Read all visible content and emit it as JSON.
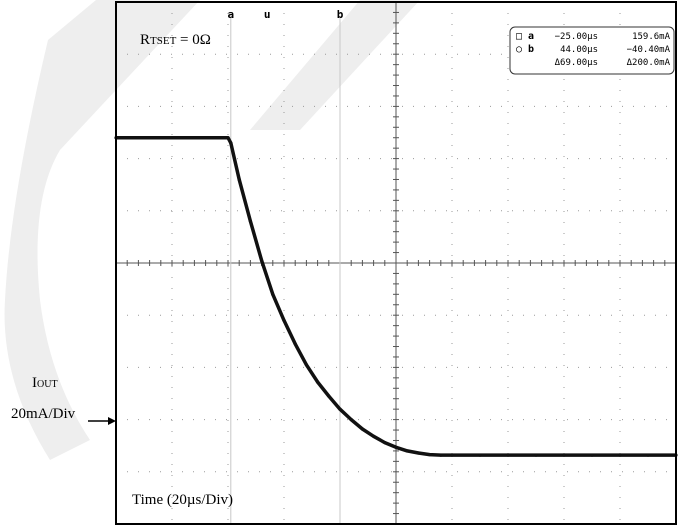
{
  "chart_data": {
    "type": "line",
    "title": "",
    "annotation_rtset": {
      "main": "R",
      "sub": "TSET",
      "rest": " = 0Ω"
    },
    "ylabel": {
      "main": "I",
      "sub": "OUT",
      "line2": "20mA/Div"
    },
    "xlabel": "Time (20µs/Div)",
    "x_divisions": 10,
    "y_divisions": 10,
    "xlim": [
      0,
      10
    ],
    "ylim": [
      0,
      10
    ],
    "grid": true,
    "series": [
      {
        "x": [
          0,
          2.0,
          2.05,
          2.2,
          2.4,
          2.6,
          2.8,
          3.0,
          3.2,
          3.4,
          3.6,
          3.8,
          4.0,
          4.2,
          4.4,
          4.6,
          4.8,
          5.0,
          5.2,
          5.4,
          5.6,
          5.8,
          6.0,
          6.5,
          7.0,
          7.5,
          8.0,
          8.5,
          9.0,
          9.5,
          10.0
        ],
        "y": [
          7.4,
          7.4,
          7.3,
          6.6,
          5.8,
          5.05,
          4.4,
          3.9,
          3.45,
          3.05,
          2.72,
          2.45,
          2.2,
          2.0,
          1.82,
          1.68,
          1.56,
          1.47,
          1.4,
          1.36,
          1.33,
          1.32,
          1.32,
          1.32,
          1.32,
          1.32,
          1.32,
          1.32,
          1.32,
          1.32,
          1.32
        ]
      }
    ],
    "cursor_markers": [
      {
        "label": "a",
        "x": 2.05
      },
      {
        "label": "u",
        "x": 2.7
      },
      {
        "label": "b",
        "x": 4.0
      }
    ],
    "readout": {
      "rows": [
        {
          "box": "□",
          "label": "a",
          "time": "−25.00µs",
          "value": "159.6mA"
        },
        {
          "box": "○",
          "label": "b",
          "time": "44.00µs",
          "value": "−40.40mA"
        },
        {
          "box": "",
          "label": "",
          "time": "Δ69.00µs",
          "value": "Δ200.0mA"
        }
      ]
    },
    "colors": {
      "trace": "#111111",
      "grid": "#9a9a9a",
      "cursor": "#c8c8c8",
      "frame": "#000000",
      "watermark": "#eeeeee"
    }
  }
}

Aim:
Leave out the pictures, and give all the records again exactly.

Exercise answer:
Read all visible content and emit it as JSON.
{
  "chart_data": {
    "type": "line",
    "title": "",
    "annotation_rtset": {
      "main": "R",
      "sub": "TSET",
      "rest": " = 0Ω"
    },
    "ylabel": {
      "main": "I",
      "sub": "OUT",
      "line2": "20mA/Div"
    },
    "xlabel": "Time (20µs/Div)",
    "x_divisions": 10,
    "y_divisions": 10,
    "xlim": [
      0,
      10
    ],
    "ylim": [
      0,
      10
    ],
    "grid": true,
    "series": [
      {
        "x": [
          0,
          2.0,
          2.05,
          2.2,
          2.4,
          2.6,
          2.8,
          3.0,
          3.2,
          3.4,
          3.6,
          3.8,
          4.0,
          4.2,
          4.4,
          4.6,
          4.8,
          5.0,
          5.2,
          5.4,
          5.6,
          5.8,
          6.0,
          6.5,
          7.0,
          7.5,
          8.0,
          8.5,
          9.0,
          9.5,
          10.0
        ],
        "y": [
          7.4,
          7.4,
          7.3,
          6.6,
          5.8,
          5.05,
          4.4,
          3.9,
          3.45,
          3.05,
          2.72,
          2.45,
          2.2,
          2.0,
          1.82,
          1.68,
          1.56,
          1.47,
          1.4,
          1.36,
          1.33,
          1.32,
          1.32,
          1.32,
          1.32,
          1.32,
          1.32,
          1.32,
          1.32,
          1.32,
          1.32
        ]
      }
    ],
    "cursor_markers": [
      {
        "label": "a",
        "x": 2.05
      },
      {
        "label": "u",
        "x": 2.7
      },
      {
        "label": "b",
        "x": 4.0
      }
    ],
    "readout": {
      "rows": [
        {
          "box": "□",
          "label": "a",
          "time": "−25.00µs",
          "value": "159.6mA"
        },
        {
          "box": "○",
          "label": "b",
          "time": "44.00µs",
          "value": "−40.40mA"
        },
        {
          "box": "",
          "label": "",
          "time": "Δ69.00µs",
          "value": "Δ200.0mA"
        }
      ]
    },
    "colors": {
      "trace": "#111111",
      "grid": "#9a9a9a",
      "cursor": "#c8c8c8",
      "frame": "#000000",
      "watermark": "#eeeeee"
    }
  }
}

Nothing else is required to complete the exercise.